▸ Exercise
Examine the entries and show every line in which the word "clock" is found.

▸ Collected data
"""

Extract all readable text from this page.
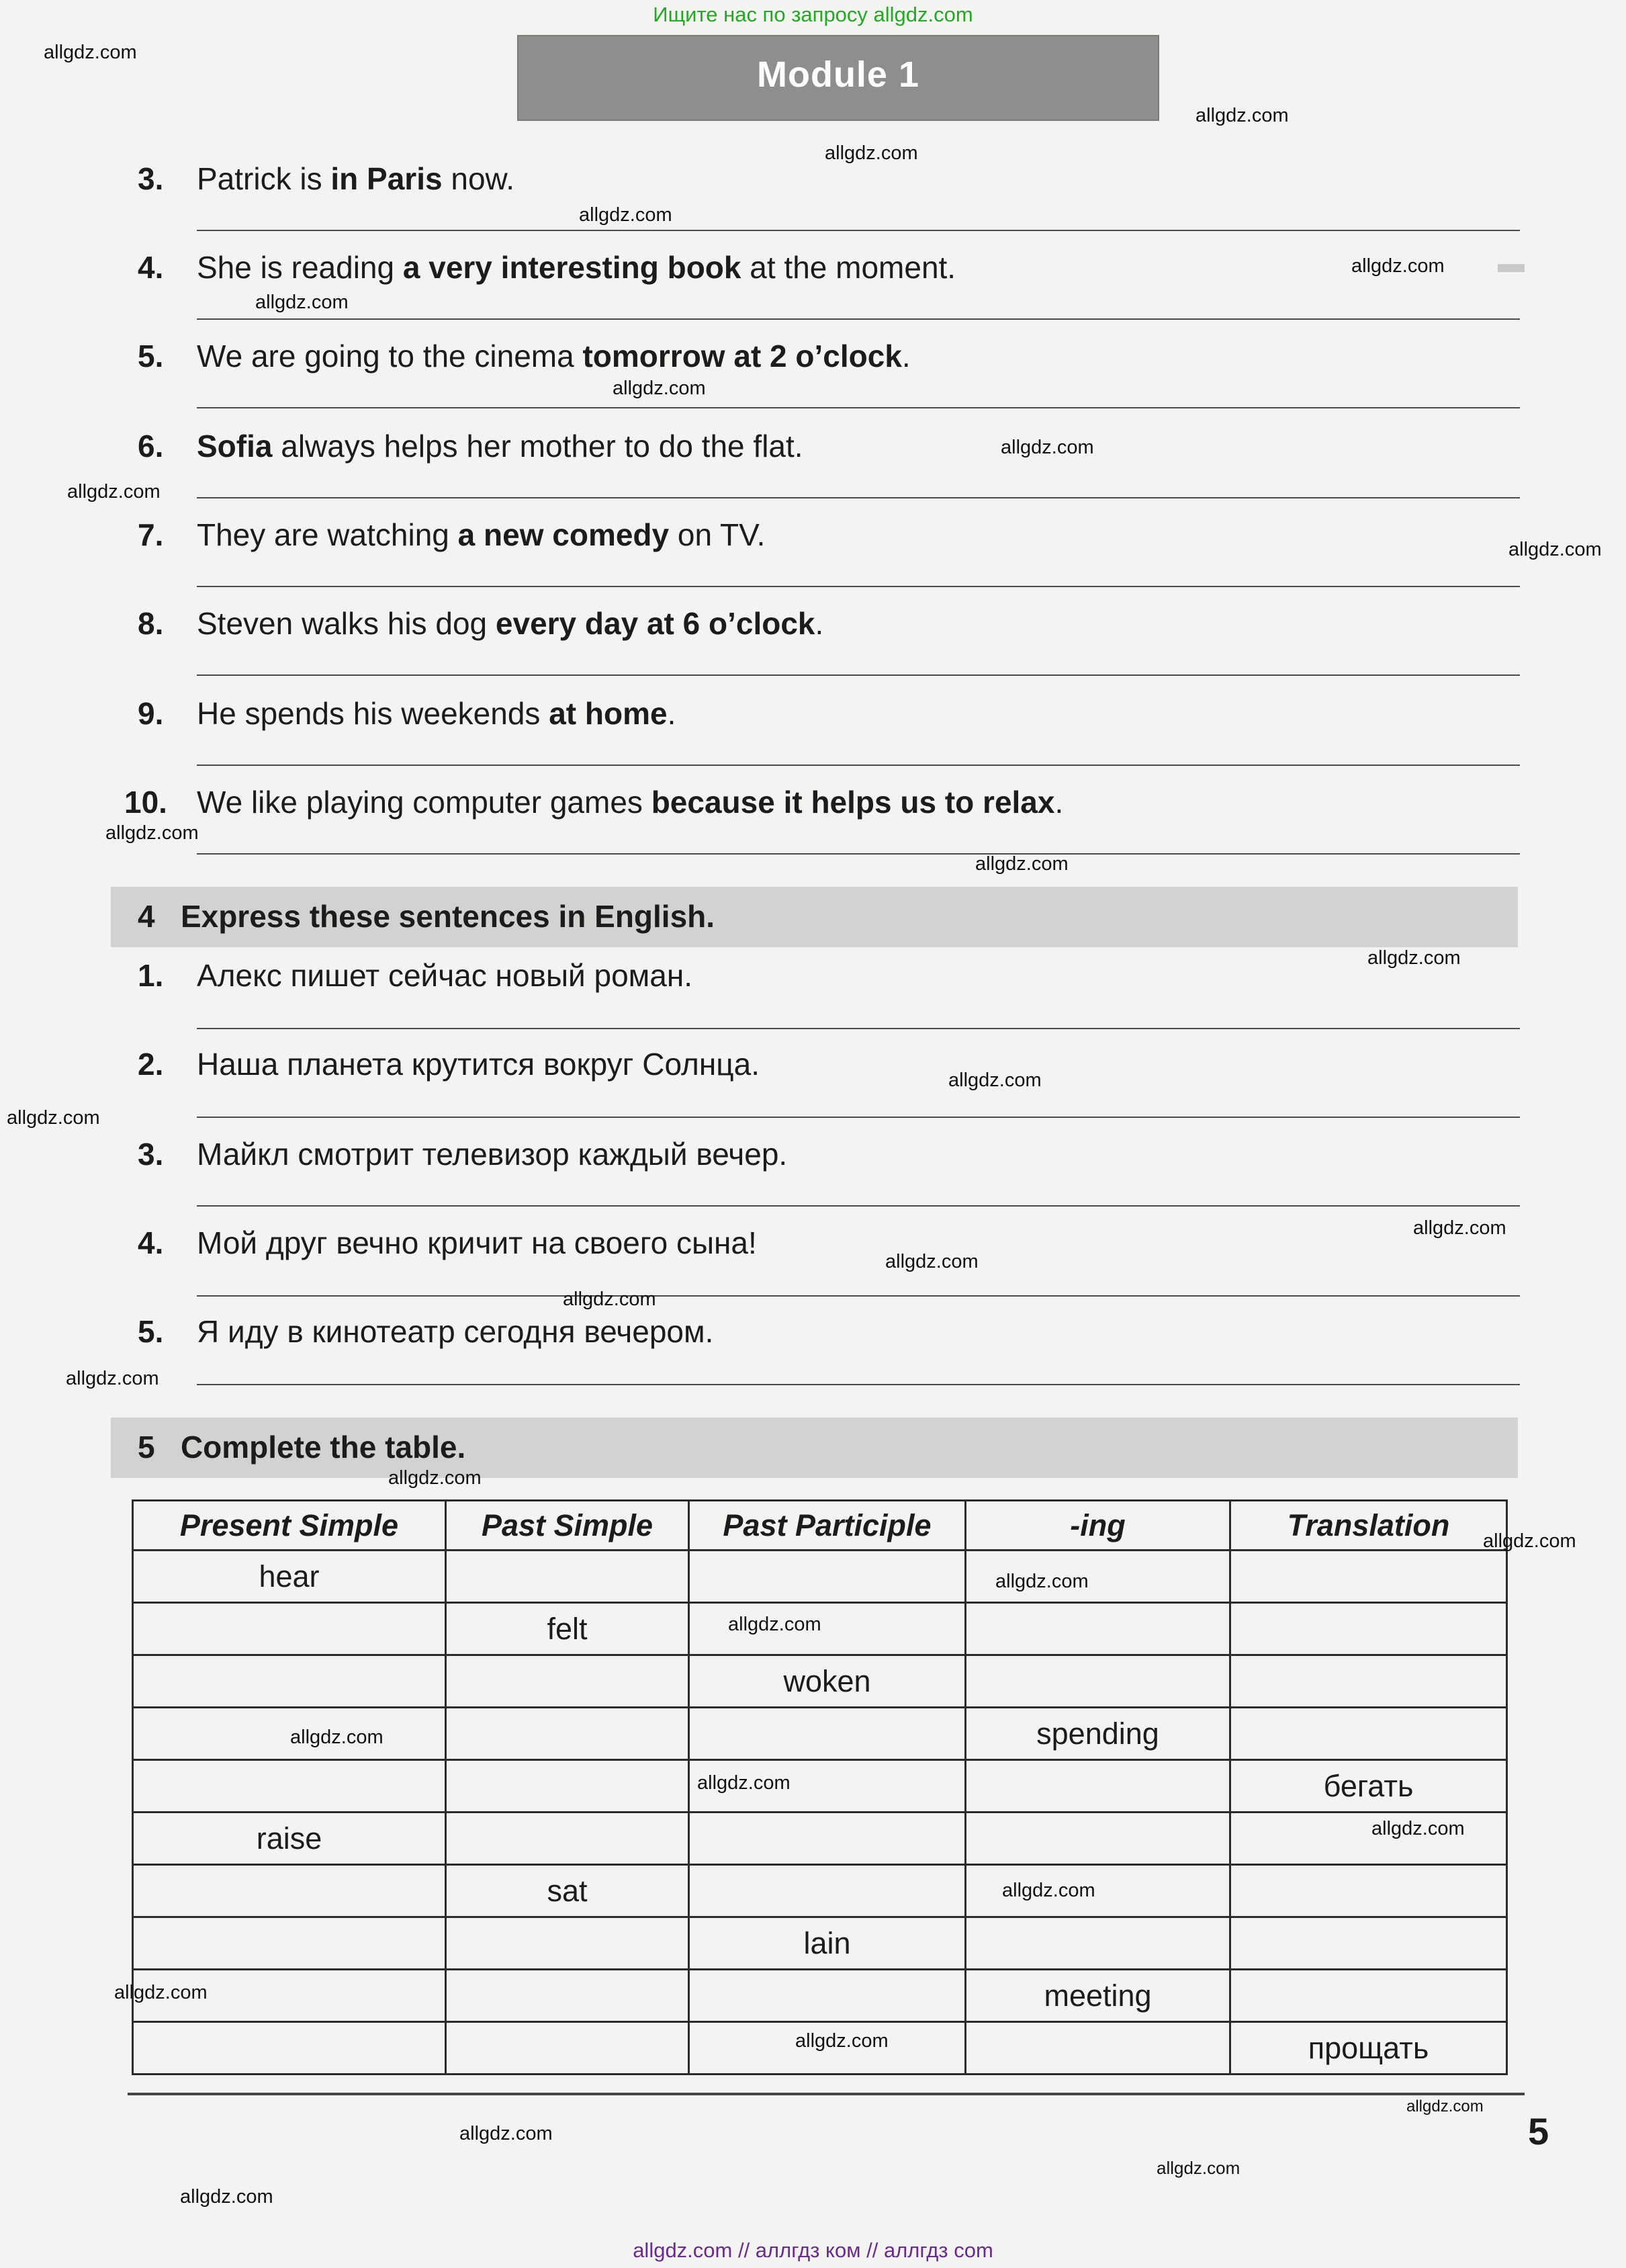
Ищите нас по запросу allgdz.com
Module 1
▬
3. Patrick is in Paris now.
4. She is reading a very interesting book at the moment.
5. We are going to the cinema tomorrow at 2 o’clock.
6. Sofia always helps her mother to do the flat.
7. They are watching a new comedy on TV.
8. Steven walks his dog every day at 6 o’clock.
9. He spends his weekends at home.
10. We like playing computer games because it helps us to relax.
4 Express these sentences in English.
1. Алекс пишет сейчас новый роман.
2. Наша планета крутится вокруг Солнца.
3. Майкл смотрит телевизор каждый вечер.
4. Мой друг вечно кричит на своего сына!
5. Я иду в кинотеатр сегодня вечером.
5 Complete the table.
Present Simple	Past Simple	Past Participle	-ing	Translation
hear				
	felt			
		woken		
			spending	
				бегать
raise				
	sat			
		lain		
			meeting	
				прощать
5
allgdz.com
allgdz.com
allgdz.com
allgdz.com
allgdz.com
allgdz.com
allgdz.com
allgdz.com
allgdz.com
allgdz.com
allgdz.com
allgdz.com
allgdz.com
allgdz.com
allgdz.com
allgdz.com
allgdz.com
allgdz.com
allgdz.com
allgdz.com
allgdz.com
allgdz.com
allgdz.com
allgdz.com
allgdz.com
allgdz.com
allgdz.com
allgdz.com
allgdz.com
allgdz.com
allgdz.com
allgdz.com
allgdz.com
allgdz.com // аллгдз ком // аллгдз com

"""
"""

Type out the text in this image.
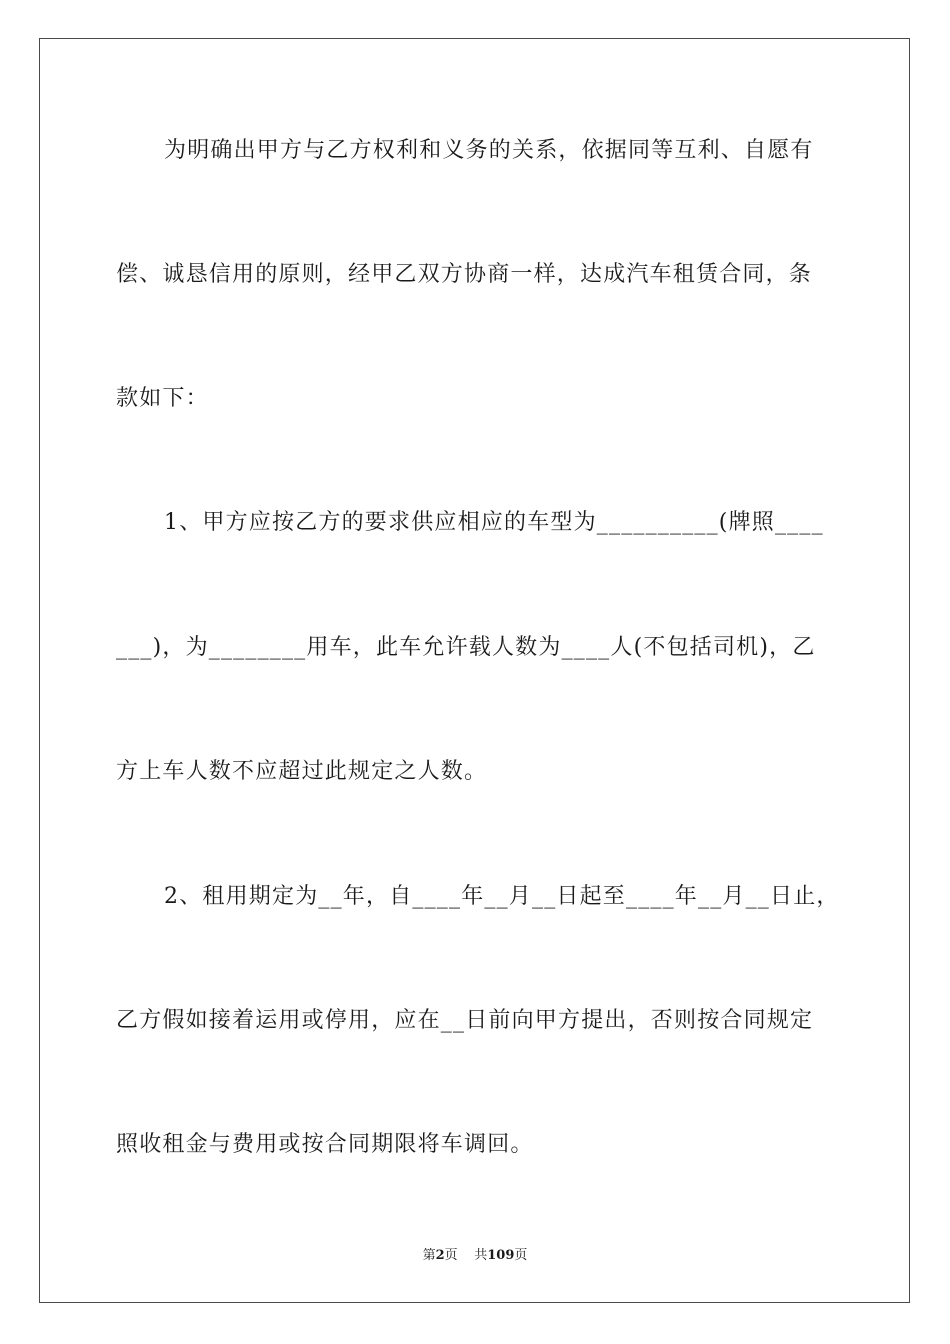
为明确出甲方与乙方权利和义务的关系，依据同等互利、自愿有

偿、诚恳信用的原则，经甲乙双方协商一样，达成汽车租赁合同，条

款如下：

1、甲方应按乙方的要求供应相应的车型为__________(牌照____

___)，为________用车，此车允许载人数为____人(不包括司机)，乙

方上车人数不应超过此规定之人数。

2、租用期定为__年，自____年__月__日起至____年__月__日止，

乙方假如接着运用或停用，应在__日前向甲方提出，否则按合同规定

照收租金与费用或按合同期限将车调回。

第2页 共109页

"""

▸ Response to the task
5. We are going to the cinema tomorrow at 2 o’clock.
8. Steven walks his dog every day at 6 o’clock.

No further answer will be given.